begin Page text
A simple measure of this relationship is the ratio of birth weight to the number of gestational days. The table ratios contains the first two columns of baby, as well as a column of the ratios. The first entry in that column was calculated as follows:
$$ \frac{3401.94 \text{oz}}{284 \text{ days}} \approx 11.98 \text{g} \text{ per day}.$$

In [None]:
ratios = pd.DataFrame({
    'Birth Weight' : births['Birth Weight (g)'],
    'Ratio BW:GD' : births['Birth Weight (g)'] / births['Gestational Days']
})
ratios

#### Task 3.2

Plot a histogram of the ratios.

In [None]:
#your code here

#### Task 3.3

Compute the median ratio and the maximum ratio in the sample.

In [None]:
#your code here

### Estimating the variability of the population median
We now want to estimate the population median. For this we are going to use the bootstrapping method.
We start by reviewing the idea in a graphical manner:
![bootstrap.png](bootstrap.png)

#### Task 3.4

Define a function `one_bootstrap_median` which will bootstrap the sample and return the median ratio in the bootstrapped sample.

- To bootstrap the sample use the Pandas.DataFrame method [`sample`](https://pandas.pydata.org/docs/reference/api/pandas.DataFrame.sample.html). *Important*: Make sure to draw a sample of the same length as our original sample and make sure to sample with replacement.
- To compute the appropriate quantile, use the Numpy method [`quantile`](https://numpy.org/doc/stable/reference/generated/numpy.quantile.html)

In [None]:
def one_bootstrap_median():
    ...

#### Task 3.5

Initialize a Numpy vector `bootstrap_medians` with zeros of length 5000 (use the Numpy method [`zeros()`](https://numpy.org/doc/stable/reference/generated/numpy.zeros.html#numpy.zeros). Then fill this vector with 5000 bootstrapped medians.

In [None]:
bootstrap_medians = ...
...

In [None]:
fig,ax  = plt.subplots(figsize =(8,8))
end Page text
## Problem statement
Please answer from the notebook text above:
1. What length must the Numpy vector `bootstrap_medians` have?
2. Which Pandas.DataFrame method is used to bootstrap the sample?
3. Which method is used to estimate the population median?
begin Data section
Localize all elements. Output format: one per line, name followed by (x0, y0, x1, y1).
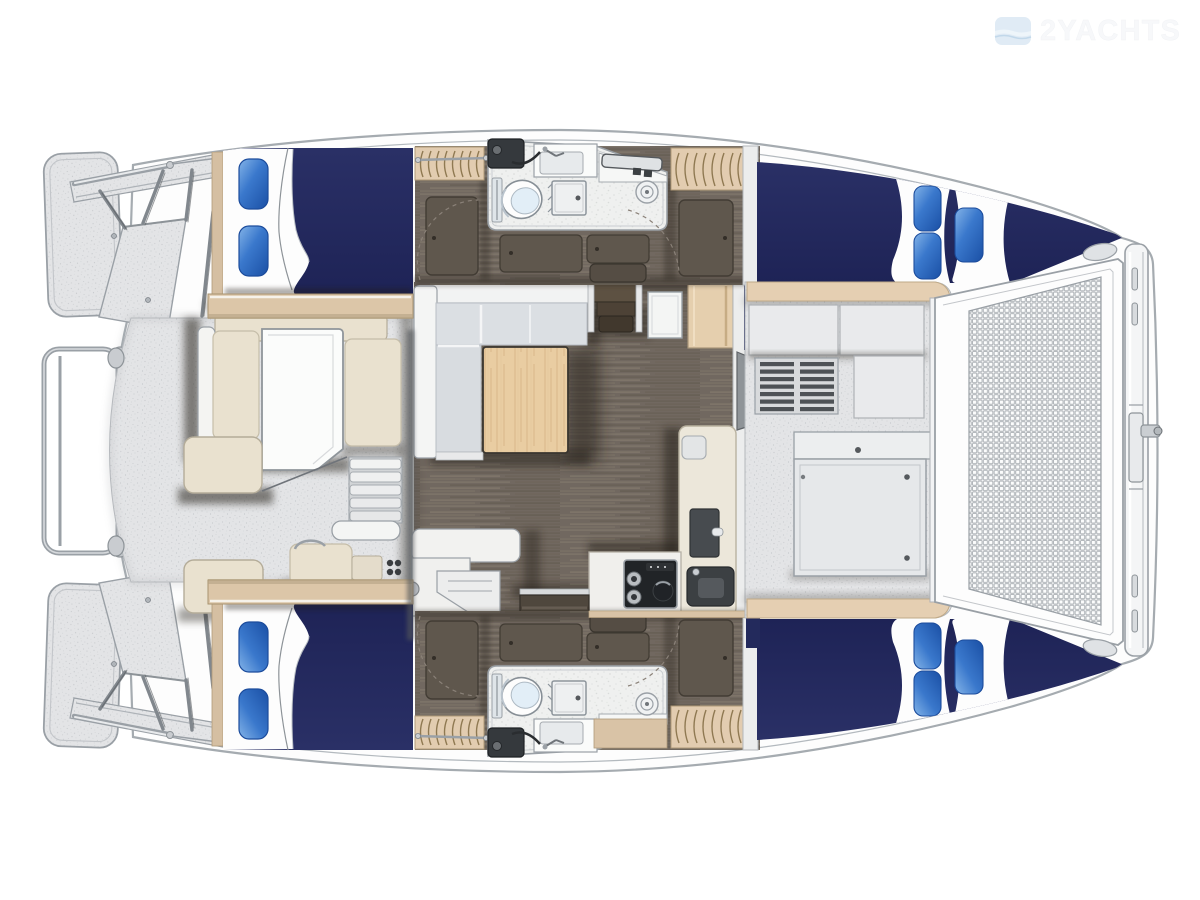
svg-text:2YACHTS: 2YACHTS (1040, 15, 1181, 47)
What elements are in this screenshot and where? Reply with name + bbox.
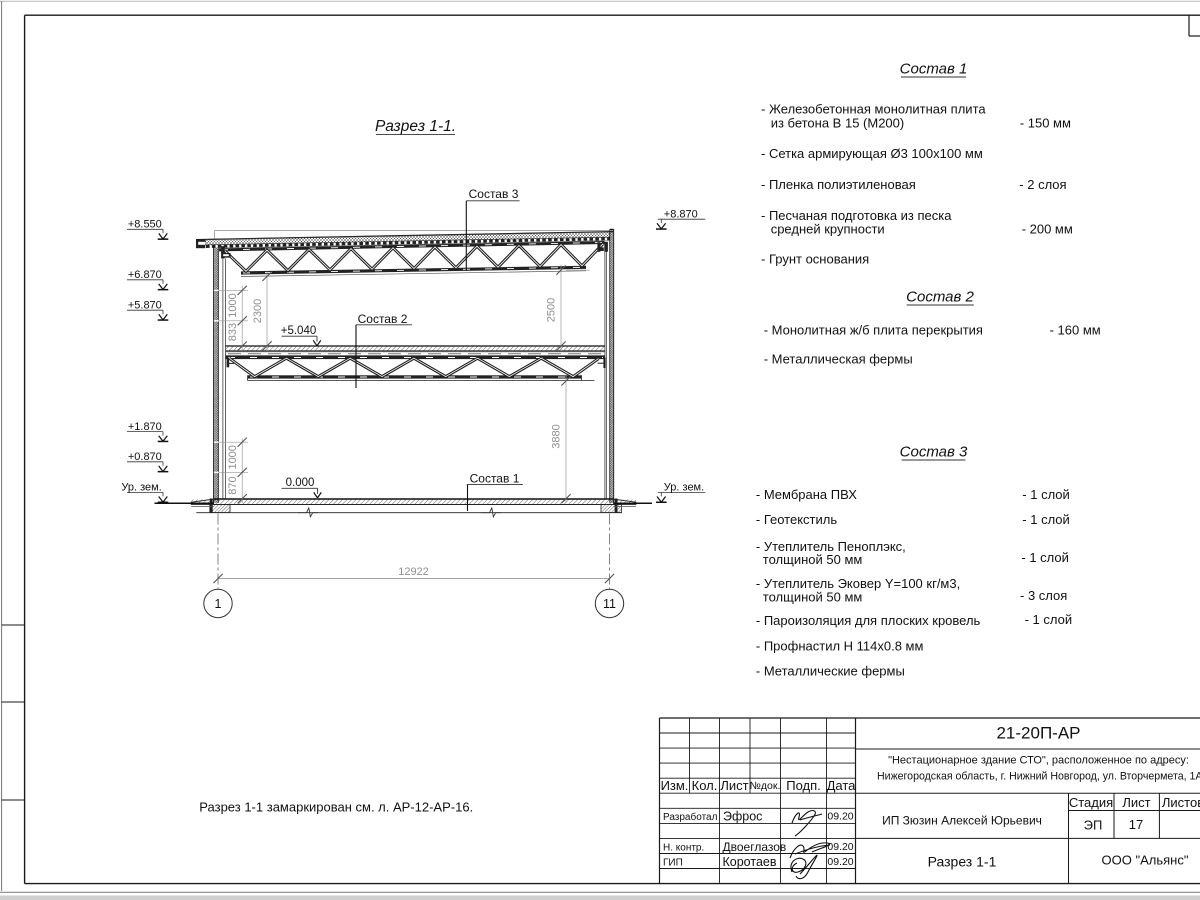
end Data section
## Output below
1. 5000
2. `sample`
3. The bootstrapping method